▸ **Recorded data**:
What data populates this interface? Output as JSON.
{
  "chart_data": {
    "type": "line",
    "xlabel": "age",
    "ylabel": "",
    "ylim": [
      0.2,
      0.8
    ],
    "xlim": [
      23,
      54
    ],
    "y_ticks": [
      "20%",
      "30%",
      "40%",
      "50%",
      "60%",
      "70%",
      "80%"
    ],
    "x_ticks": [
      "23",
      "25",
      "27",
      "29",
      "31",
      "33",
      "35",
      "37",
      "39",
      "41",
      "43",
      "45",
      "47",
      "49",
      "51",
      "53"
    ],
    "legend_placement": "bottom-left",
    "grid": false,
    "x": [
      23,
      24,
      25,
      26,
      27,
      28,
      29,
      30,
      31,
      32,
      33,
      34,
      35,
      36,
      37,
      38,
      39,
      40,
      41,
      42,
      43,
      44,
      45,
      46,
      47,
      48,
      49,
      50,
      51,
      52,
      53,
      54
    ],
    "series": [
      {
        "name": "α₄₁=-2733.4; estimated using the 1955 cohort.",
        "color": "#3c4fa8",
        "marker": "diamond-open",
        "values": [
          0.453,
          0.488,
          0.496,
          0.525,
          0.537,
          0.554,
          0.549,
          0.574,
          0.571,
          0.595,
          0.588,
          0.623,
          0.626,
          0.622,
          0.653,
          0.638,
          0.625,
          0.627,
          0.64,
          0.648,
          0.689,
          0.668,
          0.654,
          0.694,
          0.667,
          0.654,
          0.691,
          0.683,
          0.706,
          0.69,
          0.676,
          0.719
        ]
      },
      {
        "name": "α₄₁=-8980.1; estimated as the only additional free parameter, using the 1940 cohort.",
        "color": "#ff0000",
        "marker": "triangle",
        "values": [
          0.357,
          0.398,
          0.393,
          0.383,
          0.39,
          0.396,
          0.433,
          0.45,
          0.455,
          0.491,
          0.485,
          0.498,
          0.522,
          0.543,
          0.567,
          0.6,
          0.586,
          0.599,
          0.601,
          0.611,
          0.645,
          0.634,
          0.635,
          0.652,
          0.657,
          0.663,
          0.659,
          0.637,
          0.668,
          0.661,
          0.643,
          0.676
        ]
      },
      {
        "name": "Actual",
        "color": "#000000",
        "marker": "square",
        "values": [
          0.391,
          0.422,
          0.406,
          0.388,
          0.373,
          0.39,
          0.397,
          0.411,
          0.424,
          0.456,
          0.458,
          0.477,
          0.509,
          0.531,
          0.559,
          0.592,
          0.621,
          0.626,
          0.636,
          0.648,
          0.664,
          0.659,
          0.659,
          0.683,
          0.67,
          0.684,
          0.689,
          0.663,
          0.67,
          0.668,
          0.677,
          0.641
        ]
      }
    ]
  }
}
* * *
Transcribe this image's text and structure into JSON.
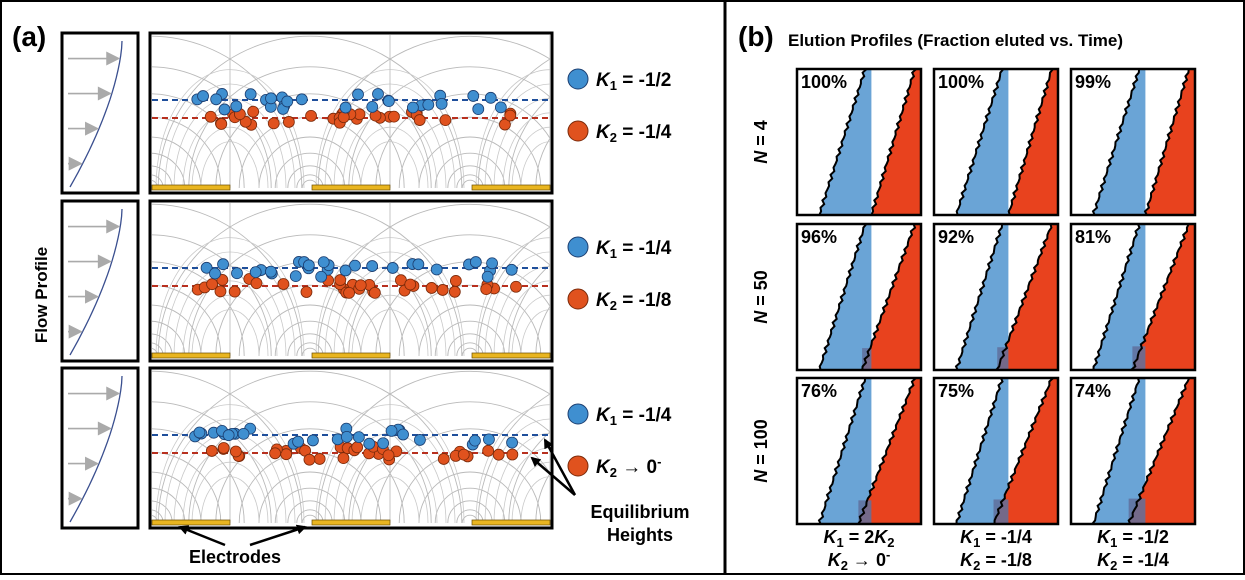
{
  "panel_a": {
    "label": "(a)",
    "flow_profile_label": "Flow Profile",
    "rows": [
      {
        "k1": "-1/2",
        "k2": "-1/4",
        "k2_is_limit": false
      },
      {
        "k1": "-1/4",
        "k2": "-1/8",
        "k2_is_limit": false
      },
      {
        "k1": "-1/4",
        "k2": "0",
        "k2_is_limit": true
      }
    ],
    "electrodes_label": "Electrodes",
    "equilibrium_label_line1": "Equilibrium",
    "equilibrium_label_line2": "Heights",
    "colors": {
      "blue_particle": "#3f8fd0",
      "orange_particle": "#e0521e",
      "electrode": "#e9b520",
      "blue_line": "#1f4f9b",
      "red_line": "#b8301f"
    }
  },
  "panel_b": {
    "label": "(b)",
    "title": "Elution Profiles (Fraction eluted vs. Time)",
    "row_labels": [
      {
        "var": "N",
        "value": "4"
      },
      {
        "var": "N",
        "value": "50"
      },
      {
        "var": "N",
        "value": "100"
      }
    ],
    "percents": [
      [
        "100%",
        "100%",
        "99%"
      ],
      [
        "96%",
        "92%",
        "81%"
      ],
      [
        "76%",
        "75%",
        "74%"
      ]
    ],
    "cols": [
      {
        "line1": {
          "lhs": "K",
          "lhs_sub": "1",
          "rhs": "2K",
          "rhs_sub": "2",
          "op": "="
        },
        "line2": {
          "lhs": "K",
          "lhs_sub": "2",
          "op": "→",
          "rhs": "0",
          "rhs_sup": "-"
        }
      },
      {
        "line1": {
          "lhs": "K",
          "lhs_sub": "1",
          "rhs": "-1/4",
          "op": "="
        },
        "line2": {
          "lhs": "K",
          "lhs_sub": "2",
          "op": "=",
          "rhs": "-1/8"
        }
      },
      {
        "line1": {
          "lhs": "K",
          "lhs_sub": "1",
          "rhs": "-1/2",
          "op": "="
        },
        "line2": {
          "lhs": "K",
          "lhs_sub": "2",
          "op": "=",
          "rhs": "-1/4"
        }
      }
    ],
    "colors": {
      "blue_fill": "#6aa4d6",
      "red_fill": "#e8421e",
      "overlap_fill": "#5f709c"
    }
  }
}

▸ **What the exercise asks**:
Only a number is wanted: how many lines above include "JSON"?

▸ **Result below**:
2